Records from a data collection
☆ ☆ ☆ ☆

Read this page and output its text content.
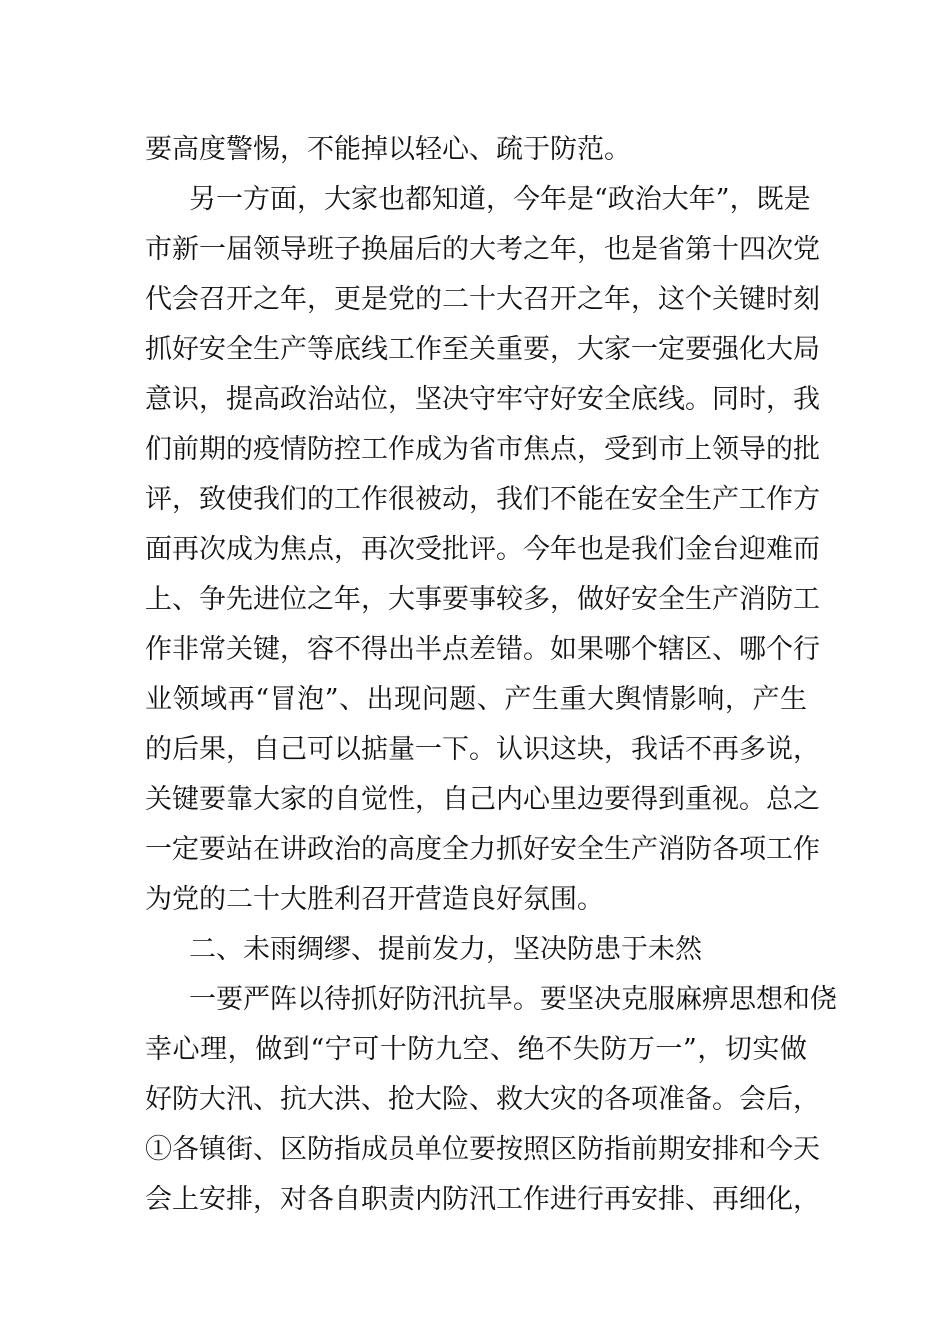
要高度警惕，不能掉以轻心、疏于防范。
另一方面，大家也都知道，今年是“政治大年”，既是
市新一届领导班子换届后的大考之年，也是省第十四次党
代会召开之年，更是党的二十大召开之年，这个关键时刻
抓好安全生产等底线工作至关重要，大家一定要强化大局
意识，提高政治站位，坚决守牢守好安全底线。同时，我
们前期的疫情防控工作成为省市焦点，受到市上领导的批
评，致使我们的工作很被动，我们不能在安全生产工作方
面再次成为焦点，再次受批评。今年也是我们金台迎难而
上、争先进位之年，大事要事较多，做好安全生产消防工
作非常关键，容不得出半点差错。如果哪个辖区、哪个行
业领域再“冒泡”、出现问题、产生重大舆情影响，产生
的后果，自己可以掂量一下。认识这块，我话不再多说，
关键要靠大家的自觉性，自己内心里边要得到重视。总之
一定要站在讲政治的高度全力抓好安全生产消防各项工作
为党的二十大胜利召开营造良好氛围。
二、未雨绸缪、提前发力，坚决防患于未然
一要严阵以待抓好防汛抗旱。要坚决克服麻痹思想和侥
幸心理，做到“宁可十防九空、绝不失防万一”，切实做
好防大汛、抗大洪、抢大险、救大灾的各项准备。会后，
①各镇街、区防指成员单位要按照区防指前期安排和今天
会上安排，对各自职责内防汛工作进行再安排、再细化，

☆ ☆ ☆ ☆

[Exercise]: Do not include images; quote all of the entries above exactly.

[Complete output]:
Read this page and output its text content.
要高度警惕，不能掉以轻心、疏于防范。
另一方面，大家也都知道，今年是“政治大年”，既是
市新一届领导班子换届后的大考之年，也是省第十四次党
代会召开之年，更是党的二十大召开之年，这个关键时刻
抓好安全生产等底线工作至关重要，大家一定要强化大局
意识，提高政治站位，坚决守牢守好安全底线。同时，我
们前期的疫情防控工作成为省市焦点，受到市上领导的批
评，致使我们的工作很被动，我们不能在安全生产工作方
面再次成为焦点，再次受批评。今年也是我们金台迎难而
上、争先进位之年，大事要事较多，做好安全生产消防工
作非常关键，容不得出半点差错。如果哪个辖区、哪个行
业领域再“冒泡”、出现问题、产生重大舆情影响，产生
的后果，自己可以掂量一下。认识这块，我话不再多说，
关键要靠大家的自觉性，自己内心里边要得到重视。总之
一定要站在讲政治的高度全力抓好安全生产消防各项工作
为党的二十大胜利召开营造良好氛围。
二、未雨绸缪、提前发力，坚决防患于未然
一要严阵以待抓好防汛抗旱。要坚决克服麻痹思想和侥
幸心理，做到“宁可十防九空、绝不失防万一”，切实做
好防大汛、抗大洪、抢大险、救大灾的各项准备。会后，
①各镇街、区防指成员单位要按照区防指前期安排和今天
会上安排，对各自职责内防汛工作进行再安排、再细化，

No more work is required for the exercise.